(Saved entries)
▬▬▬▬▬▬▬▬▬▬

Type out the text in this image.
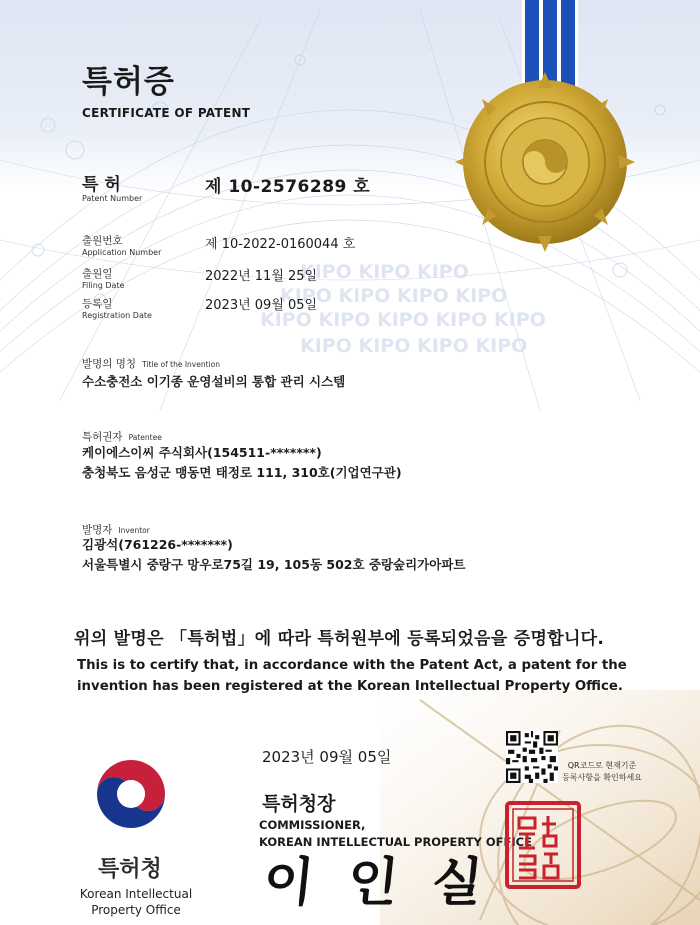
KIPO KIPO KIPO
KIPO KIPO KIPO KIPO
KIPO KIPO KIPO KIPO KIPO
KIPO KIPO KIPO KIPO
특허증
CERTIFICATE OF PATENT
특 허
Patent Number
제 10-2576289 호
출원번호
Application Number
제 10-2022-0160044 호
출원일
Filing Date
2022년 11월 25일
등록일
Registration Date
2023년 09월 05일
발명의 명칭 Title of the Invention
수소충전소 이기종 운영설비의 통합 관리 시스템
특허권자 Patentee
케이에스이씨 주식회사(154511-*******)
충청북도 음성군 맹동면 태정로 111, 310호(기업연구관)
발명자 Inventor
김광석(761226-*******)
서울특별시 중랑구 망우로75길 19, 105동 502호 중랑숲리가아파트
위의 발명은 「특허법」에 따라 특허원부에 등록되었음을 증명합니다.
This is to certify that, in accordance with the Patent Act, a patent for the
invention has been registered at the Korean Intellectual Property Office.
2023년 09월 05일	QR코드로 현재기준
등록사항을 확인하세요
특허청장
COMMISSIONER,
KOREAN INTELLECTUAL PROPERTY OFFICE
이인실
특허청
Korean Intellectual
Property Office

▬▬▬▬▬▬▬▬▬▬

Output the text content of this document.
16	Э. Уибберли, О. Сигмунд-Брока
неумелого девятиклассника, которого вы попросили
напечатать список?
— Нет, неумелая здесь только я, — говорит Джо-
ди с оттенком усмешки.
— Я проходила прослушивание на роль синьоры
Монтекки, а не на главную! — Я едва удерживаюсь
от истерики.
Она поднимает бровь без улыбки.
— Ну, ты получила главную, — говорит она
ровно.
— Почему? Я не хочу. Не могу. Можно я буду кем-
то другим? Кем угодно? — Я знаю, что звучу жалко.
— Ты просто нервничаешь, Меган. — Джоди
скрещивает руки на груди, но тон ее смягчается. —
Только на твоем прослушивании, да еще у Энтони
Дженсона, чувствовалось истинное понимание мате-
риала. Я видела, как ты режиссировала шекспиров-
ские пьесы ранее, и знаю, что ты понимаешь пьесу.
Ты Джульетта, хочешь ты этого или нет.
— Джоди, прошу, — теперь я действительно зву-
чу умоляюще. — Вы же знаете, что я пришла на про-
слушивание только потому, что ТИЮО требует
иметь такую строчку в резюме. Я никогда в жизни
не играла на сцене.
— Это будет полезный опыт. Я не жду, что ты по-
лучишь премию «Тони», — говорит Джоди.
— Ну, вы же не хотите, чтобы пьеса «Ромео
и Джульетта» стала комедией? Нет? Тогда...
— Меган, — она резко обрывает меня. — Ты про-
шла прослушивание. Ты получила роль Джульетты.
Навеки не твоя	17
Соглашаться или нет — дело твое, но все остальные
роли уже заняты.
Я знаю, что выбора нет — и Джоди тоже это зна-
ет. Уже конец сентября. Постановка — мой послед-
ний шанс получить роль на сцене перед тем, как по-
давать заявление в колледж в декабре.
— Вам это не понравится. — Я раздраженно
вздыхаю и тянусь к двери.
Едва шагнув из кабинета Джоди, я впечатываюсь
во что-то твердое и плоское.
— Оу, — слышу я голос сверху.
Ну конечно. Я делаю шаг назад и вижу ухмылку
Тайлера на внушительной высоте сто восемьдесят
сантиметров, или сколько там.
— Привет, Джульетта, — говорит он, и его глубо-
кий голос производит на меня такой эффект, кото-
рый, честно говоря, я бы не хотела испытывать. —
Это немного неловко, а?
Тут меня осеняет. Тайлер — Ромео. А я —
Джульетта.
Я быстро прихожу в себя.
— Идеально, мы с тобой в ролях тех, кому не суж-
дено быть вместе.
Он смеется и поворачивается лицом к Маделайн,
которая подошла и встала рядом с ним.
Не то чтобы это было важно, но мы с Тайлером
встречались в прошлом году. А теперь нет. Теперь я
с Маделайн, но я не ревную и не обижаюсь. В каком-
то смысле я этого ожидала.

▬▬▬▬▬▬▬▬▬▬

**BRIEF:**
State how many lines include the string "Джоди". Give no other information.

**WRITTEN ANSWER:**
5